** Supplied data **
════
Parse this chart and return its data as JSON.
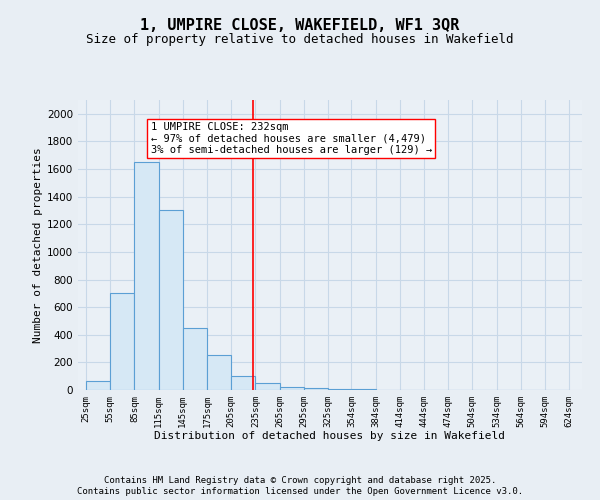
{
  "title": "1, UMPIRE CLOSE, WAKEFIELD, WF1 3QR",
  "subtitle": "Size of property relative to detached houses in Wakefield",
  "xlabel": "Distribution of detached houses by size in Wakefield",
  "ylabel": "Number of detached properties",
  "bar_left_edges": [
    25,
    55,
    85,
    115,
    145,
    175,
    205,
    235,
    265,
    295,
    325,
    354,
    384,
    414,
    444,
    474,
    504,
    534,
    564,
    594
  ],
  "bar_widths": [
    30,
    30,
    30,
    30,
    30,
    30,
    30,
    30,
    30,
    30,
    29,
    30,
    30,
    30,
    30,
    30,
    30,
    30,
    30,
    30
  ],
  "bar_heights": [
    65,
    700,
    1650,
    1300,
    450,
    255,
    100,
    50,
    25,
    15,
    8,
    5,
    3,
    2,
    2,
    1,
    1,
    1,
    0,
    1
  ],
  "bar_color": "#d6e8f5",
  "bar_edge_color": "#5b9fd4",
  "red_line_x": 232,
  "annotation_text": "1 UMPIRE CLOSE: 232sqm\n← 97% of detached houses are smaller (4,479)\n3% of semi-detached houses are larger (129) →",
  "ylim": [
    0,
    2100
  ],
  "xlim": [
    15,
    640
  ],
  "xtick_labels": [
    "25sqm",
    "55sqm",
    "85sqm",
    "115sqm",
    "145sqm",
    "175sqm",
    "205sqm",
    "235sqm",
    "265sqm",
    "295sqm",
    "325sqm",
    "354sqm",
    "384sqm",
    "414sqm",
    "444sqm",
    "474sqm",
    "504sqm",
    "534sqm",
    "564sqm",
    "594sqm",
    "624sqm"
  ],
  "xtick_positions": [
    25,
    55,
    85,
    115,
    145,
    175,
    205,
    235,
    265,
    295,
    325,
    354,
    384,
    414,
    444,
    474,
    504,
    534,
    564,
    594,
    624
  ],
  "footer_line1": "Contains HM Land Registry data © Crown copyright and database right 2025.",
  "footer_line2": "Contains public sector information licensed under the Open Government Licence v3.0.",
  "bg_color": "#e8eef4",
  "grid_color": "#c8d8e8",
  "plot_bg_color": "#eaf0f6",
  "title_fontsize": 11,
  "subtitle_fontsize": 9,
  "annotation_fontsize": 7.5,
  "footer_fontsize": 6.5,
  "ylabel_fontsize": 8,
  "xlabel_fontsize": 8
}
════
** Instruction **
Find "Contains". Copy every line it occurs in.

** Answer to the problem **
  "footer_line1": "Contains HM Land Registry data © Crown copyright and database right 2025.",
  "footer_line2": "Contains public sector information licensed under the Open Government Licence v3.0.",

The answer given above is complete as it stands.